SET TASK
Count how many lines of the material contain the string "invited", then give that number and nothing more.

RECORDS FOR THE TASK
* Start *
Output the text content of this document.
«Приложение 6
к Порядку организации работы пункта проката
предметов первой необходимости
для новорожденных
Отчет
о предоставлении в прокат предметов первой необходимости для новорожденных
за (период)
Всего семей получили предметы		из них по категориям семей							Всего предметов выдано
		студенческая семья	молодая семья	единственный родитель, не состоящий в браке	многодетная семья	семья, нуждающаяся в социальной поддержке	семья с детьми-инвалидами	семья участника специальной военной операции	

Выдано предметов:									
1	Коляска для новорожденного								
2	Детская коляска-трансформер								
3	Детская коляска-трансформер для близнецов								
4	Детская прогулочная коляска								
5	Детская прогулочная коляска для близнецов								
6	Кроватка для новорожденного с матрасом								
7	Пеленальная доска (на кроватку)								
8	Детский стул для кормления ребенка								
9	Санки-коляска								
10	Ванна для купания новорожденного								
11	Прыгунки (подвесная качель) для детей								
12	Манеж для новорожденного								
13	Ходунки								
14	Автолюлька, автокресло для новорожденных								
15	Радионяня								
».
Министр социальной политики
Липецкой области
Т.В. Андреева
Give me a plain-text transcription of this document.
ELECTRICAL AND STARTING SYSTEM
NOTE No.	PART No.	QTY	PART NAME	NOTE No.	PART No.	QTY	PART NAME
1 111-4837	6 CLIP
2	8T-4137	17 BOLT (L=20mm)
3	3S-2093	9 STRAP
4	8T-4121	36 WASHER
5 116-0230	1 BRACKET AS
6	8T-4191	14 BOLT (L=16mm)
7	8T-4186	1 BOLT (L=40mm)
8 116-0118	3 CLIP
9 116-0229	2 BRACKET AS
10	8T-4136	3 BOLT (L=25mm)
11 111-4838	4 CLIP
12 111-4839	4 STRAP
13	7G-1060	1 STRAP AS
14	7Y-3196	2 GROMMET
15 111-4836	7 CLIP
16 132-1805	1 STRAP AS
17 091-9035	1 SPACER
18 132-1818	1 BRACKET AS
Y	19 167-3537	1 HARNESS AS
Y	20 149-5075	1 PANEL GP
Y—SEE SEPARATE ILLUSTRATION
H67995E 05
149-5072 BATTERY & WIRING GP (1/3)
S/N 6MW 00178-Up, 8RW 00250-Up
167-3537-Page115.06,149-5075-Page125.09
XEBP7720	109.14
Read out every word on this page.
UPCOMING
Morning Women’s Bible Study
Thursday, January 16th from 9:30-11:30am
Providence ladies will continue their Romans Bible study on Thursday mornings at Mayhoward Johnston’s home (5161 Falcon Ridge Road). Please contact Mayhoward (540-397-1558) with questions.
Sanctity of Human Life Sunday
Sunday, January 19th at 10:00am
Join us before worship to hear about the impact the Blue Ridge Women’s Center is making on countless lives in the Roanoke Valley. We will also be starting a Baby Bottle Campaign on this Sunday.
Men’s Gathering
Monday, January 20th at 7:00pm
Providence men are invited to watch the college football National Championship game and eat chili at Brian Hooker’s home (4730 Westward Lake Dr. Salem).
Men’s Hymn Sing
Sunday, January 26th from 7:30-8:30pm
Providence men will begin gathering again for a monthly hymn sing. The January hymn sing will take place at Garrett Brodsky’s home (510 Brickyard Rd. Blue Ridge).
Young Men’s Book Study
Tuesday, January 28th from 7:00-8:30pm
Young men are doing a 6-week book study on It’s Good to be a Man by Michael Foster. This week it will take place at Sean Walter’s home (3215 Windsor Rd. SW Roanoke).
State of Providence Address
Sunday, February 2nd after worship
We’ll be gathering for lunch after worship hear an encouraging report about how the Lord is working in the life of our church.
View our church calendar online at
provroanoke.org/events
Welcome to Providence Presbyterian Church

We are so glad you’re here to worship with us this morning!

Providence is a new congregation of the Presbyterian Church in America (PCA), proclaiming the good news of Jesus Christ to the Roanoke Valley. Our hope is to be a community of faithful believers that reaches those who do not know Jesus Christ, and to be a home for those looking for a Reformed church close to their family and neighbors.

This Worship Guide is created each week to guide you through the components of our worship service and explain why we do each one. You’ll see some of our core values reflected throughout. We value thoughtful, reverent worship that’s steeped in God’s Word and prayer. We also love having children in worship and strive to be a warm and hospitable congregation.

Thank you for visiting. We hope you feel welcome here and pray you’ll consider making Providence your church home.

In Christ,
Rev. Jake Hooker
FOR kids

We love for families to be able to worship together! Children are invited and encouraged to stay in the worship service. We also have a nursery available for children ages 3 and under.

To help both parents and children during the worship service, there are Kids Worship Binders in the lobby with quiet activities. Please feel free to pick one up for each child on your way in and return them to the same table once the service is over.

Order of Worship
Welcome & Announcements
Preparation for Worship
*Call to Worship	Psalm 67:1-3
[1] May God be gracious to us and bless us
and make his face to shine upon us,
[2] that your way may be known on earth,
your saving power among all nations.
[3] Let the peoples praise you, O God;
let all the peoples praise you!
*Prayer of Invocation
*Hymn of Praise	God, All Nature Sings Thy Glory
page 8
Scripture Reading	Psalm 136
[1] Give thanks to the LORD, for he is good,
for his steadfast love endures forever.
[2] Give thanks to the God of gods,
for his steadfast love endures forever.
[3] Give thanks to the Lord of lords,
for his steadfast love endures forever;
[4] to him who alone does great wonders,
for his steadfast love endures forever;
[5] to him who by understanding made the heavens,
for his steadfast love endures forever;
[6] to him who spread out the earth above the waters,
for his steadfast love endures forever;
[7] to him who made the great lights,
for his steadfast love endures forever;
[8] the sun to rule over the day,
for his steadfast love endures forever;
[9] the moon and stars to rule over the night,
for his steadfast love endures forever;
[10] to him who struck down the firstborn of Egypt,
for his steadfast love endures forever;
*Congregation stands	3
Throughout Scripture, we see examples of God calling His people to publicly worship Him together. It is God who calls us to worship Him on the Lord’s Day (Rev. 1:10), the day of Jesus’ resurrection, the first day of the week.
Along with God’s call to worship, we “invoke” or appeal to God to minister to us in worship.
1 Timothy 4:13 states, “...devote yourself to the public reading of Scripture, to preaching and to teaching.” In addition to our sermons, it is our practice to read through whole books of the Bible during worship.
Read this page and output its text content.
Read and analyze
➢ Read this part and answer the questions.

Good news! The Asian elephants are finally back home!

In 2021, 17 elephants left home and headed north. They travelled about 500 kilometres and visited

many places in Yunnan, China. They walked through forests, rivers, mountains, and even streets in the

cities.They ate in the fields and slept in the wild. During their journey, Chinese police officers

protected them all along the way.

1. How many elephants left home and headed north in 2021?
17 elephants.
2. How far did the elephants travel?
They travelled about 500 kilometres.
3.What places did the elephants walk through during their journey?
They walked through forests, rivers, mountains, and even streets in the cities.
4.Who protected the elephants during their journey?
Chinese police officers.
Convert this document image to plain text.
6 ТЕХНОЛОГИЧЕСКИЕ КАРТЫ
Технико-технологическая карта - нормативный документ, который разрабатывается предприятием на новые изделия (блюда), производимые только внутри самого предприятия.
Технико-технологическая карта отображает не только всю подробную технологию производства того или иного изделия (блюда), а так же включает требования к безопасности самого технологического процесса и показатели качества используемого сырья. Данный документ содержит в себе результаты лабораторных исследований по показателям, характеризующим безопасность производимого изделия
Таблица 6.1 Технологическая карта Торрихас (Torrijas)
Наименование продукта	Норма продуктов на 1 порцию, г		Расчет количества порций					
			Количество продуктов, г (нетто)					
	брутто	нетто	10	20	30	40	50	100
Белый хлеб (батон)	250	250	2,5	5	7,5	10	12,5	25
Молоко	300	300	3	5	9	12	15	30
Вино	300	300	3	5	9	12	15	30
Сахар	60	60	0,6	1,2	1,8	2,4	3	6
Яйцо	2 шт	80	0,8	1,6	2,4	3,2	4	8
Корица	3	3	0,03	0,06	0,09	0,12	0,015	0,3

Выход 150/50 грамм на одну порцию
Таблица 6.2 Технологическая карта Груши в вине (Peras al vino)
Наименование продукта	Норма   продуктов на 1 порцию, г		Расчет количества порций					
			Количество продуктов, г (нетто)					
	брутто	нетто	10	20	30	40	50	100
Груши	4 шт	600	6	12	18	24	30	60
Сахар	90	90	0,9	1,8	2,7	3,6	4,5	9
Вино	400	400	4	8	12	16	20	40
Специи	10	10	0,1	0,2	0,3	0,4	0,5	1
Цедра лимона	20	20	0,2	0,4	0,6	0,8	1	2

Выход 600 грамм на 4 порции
* End *
OUTPUT FOR THIS TASK
2